- _To do_
Your task is to repeat the entries word for word while leaving out the pictures.

- _Figure data in JSON_
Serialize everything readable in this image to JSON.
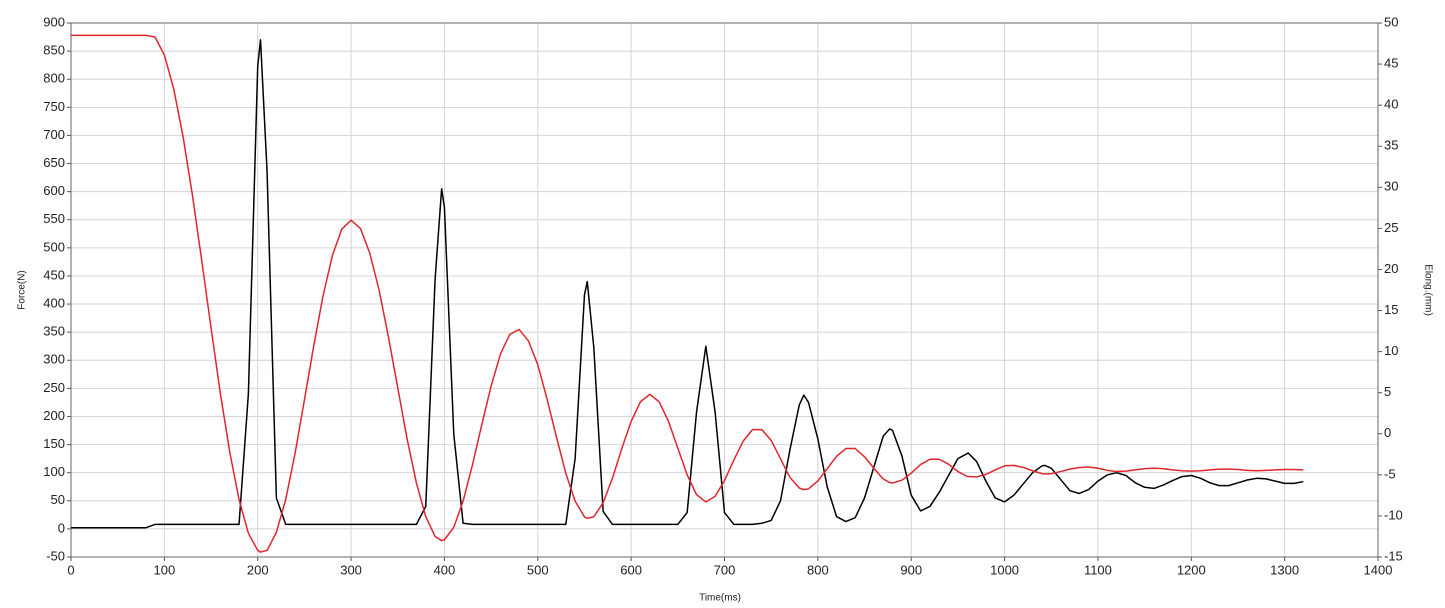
{
  "chart_data": {
    "type": "line",
    "x_label": "Time(ms)",
    "y_label": "Force(N)",
    "y2_label": "Elong.(mm)",
    "xlim": [
      0,
      1400
    ],
    "xticks": [
      0,
      100,
      200,
      300,
      400,
      500,
      600,
      700,
      800,
      900,
      1000,
      1100,
      1200,
      1300,
      1400
    ],
    "ylim": [
      -50,
      900
    ],
    "yticks": [
      -50,
      0,
      50,
      100,
      150,
      200,
      250,
      300,
      350,
      400,
      450,
      500,
      550,
      600,
      650,
      700,
      750,
      800,
      850,
      900
    ],
    "y2lim": [
      -15,
      50
    ],
    "y2ticks": [
      -15,
      -10,
      -5,
      0,
      5,
      10,
      15,
      20,
      25,
      30,
      35,
      40,
      45,
      50
    ],
    "grid": true,
    "x": [
      0,
      10,
      20,
      30,
      40,
      50,
      60,
      70,
      80,
      90,
      100,
      110,
      120,
      130,
      140,
      150,
      160,
      170,
      180,
      190,
      200,
      203,
      210,
      220,
      230,
      240,
      250,
      260,
      270,
      280,
      290,
      300,
      310,
      320,
      330,
      340,
      350,
      360,
      370,
      380,
      390,
      397,
      400,
      410,
      420,
      430,
      440,
      450,
      460,
      470,
      480,
      490,
      500,
      510,
      520,
      530,
      540,
      550,
      553,
      560,
      570,
      580,
      590,
      600,
      610,
      620,
      630,
      640,
      650,
      660,
      670,
      680,
      690,
      700,
      710,
      720,
      730,
      740,
      750,
      760,
      770,
      780,
      785,
      790,
      800,
      810,
      820,
      830,
      840,
      850,
      860,
      870,
      877,
      880,
      890,
      900,
      910,
      920,
      930,
      940,
      950,
      960,
      961,
      970,
      980,
      990,
      1000,
      1010,
      1020,
      1030,
      1040,
      1043,
      1050,
      1060,
      1070,
      1080,
      1090,
      1100,
      1110,
      1120,
      1130,
      1140,
      1150,
      1160,
      1170,
      1180,
      1190,
      1200,
      1210,
      1220,
      1230,
      1240,
      1250,
      1260,
      1270,
      1280,
      1290,
      1300,
      1310,
      1320
    ],
    "series": [
      {
        "color": "#000000",
        "values": [
          2,
          2,
          2,
          2,
          2,
          2,
          2,
          2,
          2,
          8,
          8,
          8,
          8,
          8,
          8,
          8,
          8,
          8,
          8,
          240,
          823,
          870,
          637,
          55,
          8,
          8,
          8,
          8,
          8,
          8,
          8,
          8,
          8,
          8,
          8,
          8,
          8,
          8,
          8,
          40,
          444,
          605,
          572,
          169,
          10,
          8,
          8,
          8,
          8,
          8,
          8,
          8,
          8,
          8,
          8,
          8,
          125,
          416,
          440,
          323,
          31,
          8,
          8,
          8,
          8,
          8,
          8,
          8,
          8,
          29,
          207,
          325,
          207,
          29,
          8,
          8,
          8,
          10,
          15,
          50,
          140,
          220,
          238,
          225,
          160,
          75,
          22,
          13,
          20,
          55,
          110,
          165,
          178,
          175,
          130,
          60,
          32,
          40,
          65,
          95,
          125,
          134,
          135,
          120,
          85,
          55,
          48,
          60,
          80,
          100,
          112,
          113,
          108,
          88,
          68,
          63,
          70,
          85,
          96,
          100,
          95,
          82,
          74,
          72,
          78,
          86,
          93,
          95,
          90,
          82,
          77,
          77,
          82,
          87,
          90,
          89,
          85,
          81,
          81,
          84
        ]
      },
      {
        "color": "#e0262b",
        "axis": "y2",
        "values": [
          48.5,
          48.5,
          48.5,
          48.5,
          48.5,
          48.5,
          48.5,
          48.5,
          48.5,
          48.3,
          46.1,
          42,
          36.2,
          29.1,
          21.1,
          12.9,
          4.9,
          -2.2,
          -8,
          -12.1,
          -14.2,
          -14.4,
          -14.2,
          -12,
          -8,
          -2.4,
          4.1,
          10.7,
          16.8,
          21.7,
          24.9,
          26,
          25,
          22,
          17.5,
          11.8,
          5.6,
          -0.6,
          -6,
          -10.1,
          -12.5,
          -13,
          -12.9,
          -11.4,
          -8.2,
          -3.8,
          1.1,
          5.8,
          9.7,
          12.1,
          12.7,
          11.3,
          8.4,
          4.2,
          -0.4,
          -4.8,
          -8.2,
          -10.1,
          -10.3,
          -10.1,
          -8.4,
          -5.4,
          -1.8,
          1.5,
          3.9,
          4.8,
          3.9,
          1.5,
          -1.75,
          -5,
          -7.4,
          -8.3,
          -7.6,
          -5.7,
          -3.2,
          -0.9,
          0.5,
          0.5,
          -0.8,
          -3.05,
          -5.3,
          -6.6,
          -6.8,
          -6.7,
          -5.75,
          -4.25,
          -2.75,
          -1.8,
          -1.8,
          -2.8,
          -4.2,
          -5.5,
          -5.95,
          -6,
          -5.65,
          -4.8,
          -3.75,
          -3.1,
          -3.1,
          -3.7,
          -4.6,
          -5.2,
          -5.2,
          -5.25,
          -4.95,
          -4.4,
          -3.9,
          -3.85,
          -4.1,
          -4.5,
          -4.85,
          -4.9,
          -4.85,
          -4.6,
          -4.3,
          -4.1,
          -4.05,
          -4.2,
          -4.45,
          -4.6,
          -4.55,
          -4.4,
          -4.25,
          -4.2,
          -4.25,
          -4.4,
          -4.5,
          -4.55,
          -4.5,
          -4.4,
          -4.3,
          -4.3,
          -4.35,
          -4.45,
          -4.5,
          -4.45,
          -4.4,
          -4.35,
          -4.35,
          -4.4
        ]
      }
    ]
  }
}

- _Solved exercise_
Serialize everything readable in this image to JSON.
{
  "chart_data": {
    "type": "line",
    "x_label": "Time(ms)",
    "y_label": "Force(N)",
    "y2_label": "Elong.(mm)",
    "xlim": [
      0,
      1400
    ],
    "xticks": [
      0,
      100,
      200,
      300,
      400,
      500,
      600,
      700,
      800,
      900,
      1000,
      1100,
      1200,
      1300,
      1400
    ],
    "ylim": [
      -50,
      900
    ],
    "yticks": [
      -50,
      0,
      50,
      100,
      150,
      200,
      250,
      300,
      350,
      400,
      450,
      500,
      550,
      600,
      650,
      700,
      750,
      800,
      850,
      900
    ],
    "y2lim": [
      -15,
      50
    ],
    "y2ticks": [
      -15,
      -10,
      -5,
      0,
      5,
      10,
      15,
      20,
      25,
      30,
      35,
      40,
      45,
      50
    ],
    "grid": true,
    "x": [
      0,
      10,
      20,
      30,
      40,
      50,
      60,
      70,
      80,
      90,
      100,
      110,
      120,
      130,
      140,
      150,
      160,
      170,
      180,
      190,
      200,
      203,
      210,
      220,
      230,
      240,
      250,
      260,
      270,
      280,
      290,
      300,
      310,
      320,
      330,
      340,
      350,
      360,
      370,
      380,
      390,
      397,
      400,
      410,
      420,
      430,
      440,
      450,
      460,
      470,
      480,
      490,
      500,
      510,
      520,
      530,
      540,
      550,
      553,
      560,
      570,
      580,
      590,
      600,
      610,
      620,
      630,
      640,
      650,
      660,
      670,
      680,
      690,
      700,
      710,
      720,
      730,
      740,
      750,
      760,
      770,
      780,
      785,
      790,
      800,
      810,
      820,
      830,
      840,
      850,
      860,
      870,
      877,
      880,
      890,
      900,
      910,
      920,
      930,
      940,
      950,
      960,
      961,
      970,
      980,
      990,
      1000,
      1010,
      1020,
      1030,
      1040,
      1043,
      1050,
      1060,
      1070,
      1080,
      1090,
      1100,
      1110,
      1120,
      1130,
      1140,
      1150,
      1160,
      1170,
      1180,
      1190,
      1200,
      1210,
      1220,
      1230,
      1240,
      1250,
      1260,
      1270,
      1280,
      1290,
      1300,
      1310,
      1320
    ],
    "series": [
      {
        "color": "#000000",
        "values": [
          2,
          2,
          2,
          2,
          2,
          2,
          2,
          2,
          2,
          8,
          8,
          8,
          8,
          8,
          8,
          8,
          8,
          8,
          8,
          240,
          823,
          870,
          637,
          55,
          8,
          8,
          8,
          8,
          8,
          8,
          8,
          8,
          8,
          8,
          8,
          8,
          8,
          8,
          8,
          40,
          444,
          605,
          572,
          169,
          10,
          8,
          8,
          8,
          8,
          8,
          8,
          8,
          8,
          8,
          8,
          8,
          125,
          416,
          440,
          323,
          31,
          8,
          8,
          8,
          8,
          8,
          8,
          8,
          8,
          29,
          207,
          325,
          207,
          29,
          8,
          8,
          8,
          10,
          15,
          50,
          140,
          220,
          238,
          225,
          160,
          75,
          22,
          13,
          20,
          55,
          110,
          165,
          178,
          175,
          130,
          60,
          32,
          40,
          65,
          95,
          125,
          134,
          135,
          120,
          85,
          55,
          48,
          60,
          80,
          100,
          112,
          113,
          108,
          88,
          68,
          63,
          70,
          85,
          96,
          100,
          95,
          82,
          74,
          72,
          78,
          86,
          93,
          95,
          90,
          82,
          77,
          77,
          82,
          87,
          90,
          89,
          85,
          81,
          81,
          84
        ]
      },
      {
        "color": "#e0262b",
        "axis": "y2",
        "values": [
          48.5,
          48.5,
          48.5,
          48.5,
          48.5,
          48.5,
          48.5,
          48.5,
          48.5,
          48.3,
          46.1,
          42,
          36.2,
          29.1,
          21.1,
          12.9,
          4.9,
          -2.2,
          -8,
          -12.1,
          -14.2,
          -14.4,
          -14.2,
          -12,
          -8,
          -2.4,
          4.1,
          10.7,
          16.8,
          21.7,
          24.9,
          26,
          25,
          22,
          17.5,
          11.8,
          5.6,
          -0.6,
          -6,
          -10.1,
          -12.5,
          -13,
          -12.9,
          -11.4,
          -8.2,
          -3.8,
          1.1,
          5.8,
          9.7,
          12.1,
          12.7,
          11.3,
          8.4,
          4.2,
          -0.4,
          -4.8,
          -8.2,
          -10.1,
          -10.3,
          -10.1,
          -8.4,
          -5.4,
          -1.8,
          1.5,
          3.9,
          4.8,
          3.9,
          1.5,
          -1.75,
          -5,
          -7.4,
          -8.3,
          -7.6,
          -5.7,
          -3.2,
          -0.9,
          0.5,
          0.5,
          -0.8,
          -3.05,
          -5.3,
          -6.6,
          -6.8,
          -6.7,
          -5.75,
          -4.25,
          -2.75,
          -1.8,
          -1.8,
          -2.8,
          -4.2,
          -5.5,
          -5.95,
          -6,
          -5.65,
          -4.8,
          -3.75,
          -3.1,
          -3.1,
          -3.7,
          -4.6,
          -5.2,
          -5.2,
          -5.25,
          -4.95,
          -4.4,
          -3.9,
          -3.85,
          -4.1,
          -4.5,
          -4.85,
          -4.9,
          -4.85,
          -4.6,
          -4.3,
          -4.1,
          -4.05,
          -4.2,
          -4.45,
          -4.6,
          -4.55,
          -4.4,
          -4.25,
          -4.2,
          -4.25,
          -4.4,
          -4.5,
          -4.55,
          -4.5,
          -4.4,
          -4.3,
          -4.3,
          -4.35,
          -4.45,
          -4.5,
          -4.45,
          -4.4,
          -4.35,
          -4.35,
          -4.4
        ]
      }
    ]
  }
}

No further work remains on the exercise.